— Study text —
--

Picking snap peas with Sofie was fun. At the tender age of 16 months she was great in the field. She munched on a very small snap pea and inspected the flowers while I picked our 2 pints. When we were over picking herbs she loved playing with a chive blossom. I am so thrilled she gets to share in this wonderful experience with us. The farm is extremely tolerant and welcoming of children. In fact, they have a number of children’s activities, which Sofie will get to enjoy when she is a little older. They also seem to genuinely care deeply about their work and will make the time to answer any question you might have. It simply feels good to be at the farm and to be supporting it. (Though we are the ones making out based on last weeks distribution.)

Here is what we got in our 1st distribution: spinach, garlic scapes, swiss chard, collard greens, bok choy, green leaf lettuce, radishes, tatsoi. PYO: snap peas, thyme, mint, chives

Today will only be our 2nd distribution so I cannot say yet if I will end up being tired of kale or collard greens but so far I have found the entire opportunity amazing. It is such a pure and happy thing. I love it.

June 16, 2009 at 2:47 pm Leave a comment

Whole Foods hit the mark with multi-grain sushi rice

If you haven’t been able to tell by now, I’m a big fan of food! But at the same time, I want to lead a healthy life so I strive try to make smarter food selections and admittedly do not always succeed. Healthier choices are not always the tastier choices. My husband is an avid cyclist and often makes leaner food choices than I do even though he is the one who can afford the calories. And that brings me to the point of this blog…


Our local Whole Foods started making sushi rolls with a choice of multi-grain rice. My husband immediately tried some out, after being disappointed with brown rice versions. He gave me one to try and I was hooked. The multi-grain rice is DELICIOUS! And this is coming from someone who loves white rice and loathes brown rice. It adds a certain earthy, nutty, richness much like sesame seeds (which many of these rolls also have on them). I haven’t done any research to find out what exactly is in the concoction of grains or if it is unique to Whole Foods or more main stream but after enjoying some for lunch today I decided I had to write about it so that those of you out there who haven’t tried it know that you should! You are in for a treat…and a healthy one at that.

--

— Apply what you read —
1. Please retype the food blog text word for word, starting with "Today will only" and going on through "thing. I love it.".
2. Write what comes next in the food blog text, picking up after its last sentence.

Collected data:
--

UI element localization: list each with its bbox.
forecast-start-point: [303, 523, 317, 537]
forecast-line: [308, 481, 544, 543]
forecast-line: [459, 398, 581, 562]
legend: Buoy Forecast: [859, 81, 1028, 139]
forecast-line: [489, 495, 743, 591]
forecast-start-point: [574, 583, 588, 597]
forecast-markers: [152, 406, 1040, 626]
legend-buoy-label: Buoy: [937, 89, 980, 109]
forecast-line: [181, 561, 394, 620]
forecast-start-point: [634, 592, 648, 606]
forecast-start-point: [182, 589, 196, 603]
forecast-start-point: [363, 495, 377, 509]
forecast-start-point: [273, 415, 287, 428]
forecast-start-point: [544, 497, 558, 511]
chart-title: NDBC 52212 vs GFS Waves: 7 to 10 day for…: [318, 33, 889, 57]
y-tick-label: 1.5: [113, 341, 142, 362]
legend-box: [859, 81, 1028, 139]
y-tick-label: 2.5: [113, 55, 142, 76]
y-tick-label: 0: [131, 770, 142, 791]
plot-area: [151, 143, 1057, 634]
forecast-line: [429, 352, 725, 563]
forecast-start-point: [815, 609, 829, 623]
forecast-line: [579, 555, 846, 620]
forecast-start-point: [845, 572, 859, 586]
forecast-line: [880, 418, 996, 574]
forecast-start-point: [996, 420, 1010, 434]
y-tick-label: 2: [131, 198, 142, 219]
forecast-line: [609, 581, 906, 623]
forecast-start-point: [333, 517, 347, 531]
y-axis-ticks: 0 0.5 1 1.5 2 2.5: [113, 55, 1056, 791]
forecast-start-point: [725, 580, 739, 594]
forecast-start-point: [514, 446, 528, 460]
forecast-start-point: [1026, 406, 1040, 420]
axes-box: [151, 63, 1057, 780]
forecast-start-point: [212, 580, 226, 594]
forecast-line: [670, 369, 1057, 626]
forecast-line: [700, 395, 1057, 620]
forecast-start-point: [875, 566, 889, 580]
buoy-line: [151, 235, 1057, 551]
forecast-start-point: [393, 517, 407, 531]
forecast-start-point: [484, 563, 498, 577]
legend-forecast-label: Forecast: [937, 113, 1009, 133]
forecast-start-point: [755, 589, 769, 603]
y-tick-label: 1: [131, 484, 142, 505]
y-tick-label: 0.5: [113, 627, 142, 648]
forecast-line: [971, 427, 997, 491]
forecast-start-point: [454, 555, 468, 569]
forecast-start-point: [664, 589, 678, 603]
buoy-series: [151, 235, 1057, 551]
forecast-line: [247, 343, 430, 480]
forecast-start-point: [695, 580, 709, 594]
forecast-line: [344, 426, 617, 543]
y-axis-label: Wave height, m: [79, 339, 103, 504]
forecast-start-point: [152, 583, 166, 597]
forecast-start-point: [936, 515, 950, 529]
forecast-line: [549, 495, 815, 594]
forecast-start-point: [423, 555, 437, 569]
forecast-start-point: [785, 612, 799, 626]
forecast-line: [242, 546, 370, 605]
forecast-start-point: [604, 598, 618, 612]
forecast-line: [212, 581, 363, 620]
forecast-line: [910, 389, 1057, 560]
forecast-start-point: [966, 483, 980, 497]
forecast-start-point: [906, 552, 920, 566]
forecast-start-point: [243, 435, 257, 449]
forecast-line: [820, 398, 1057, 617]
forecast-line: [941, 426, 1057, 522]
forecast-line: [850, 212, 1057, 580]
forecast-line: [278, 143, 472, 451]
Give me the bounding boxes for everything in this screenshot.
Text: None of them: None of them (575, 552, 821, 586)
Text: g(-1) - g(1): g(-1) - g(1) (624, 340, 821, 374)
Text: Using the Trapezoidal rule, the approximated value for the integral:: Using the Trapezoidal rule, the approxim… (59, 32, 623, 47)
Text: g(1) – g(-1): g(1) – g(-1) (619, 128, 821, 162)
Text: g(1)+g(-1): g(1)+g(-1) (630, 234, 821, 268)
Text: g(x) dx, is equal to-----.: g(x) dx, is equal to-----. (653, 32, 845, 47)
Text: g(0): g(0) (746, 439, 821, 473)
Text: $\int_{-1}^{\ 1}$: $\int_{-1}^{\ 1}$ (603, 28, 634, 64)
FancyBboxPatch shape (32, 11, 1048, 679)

--

— Per-task outputs —
1.
Today will only be our 2nd distribution so I cannot say yet if I will end up being tired of kale or collard greens but so far I have found the entire opportunity amazing. It is such a pure and happy thing. I love it.

2.
October 31, 2008 at 1:58 pm Leave a comment

Superb Tapas and Wine at Taberna de Haro in Boston

Taberno de Haro

999 Beacon St

Brookline, MA 02446


I am almost reluctant to blog about Taberna de Haro since I still consider it to be a hidden gem. But it is too good to not blog about. If you consider yourself at all a foodie or actually, simply enjoy good food you must experience the food, wine and ambiance there. It is located in Boston (Brookline) on Beacon St in Kenmore Square. It is a small place. Seats 38 people with extra spots on the patio in the warmer months. Its size is part of its charm. It isn’t pretentious or overdone. The atmosphere is intimate and jovial.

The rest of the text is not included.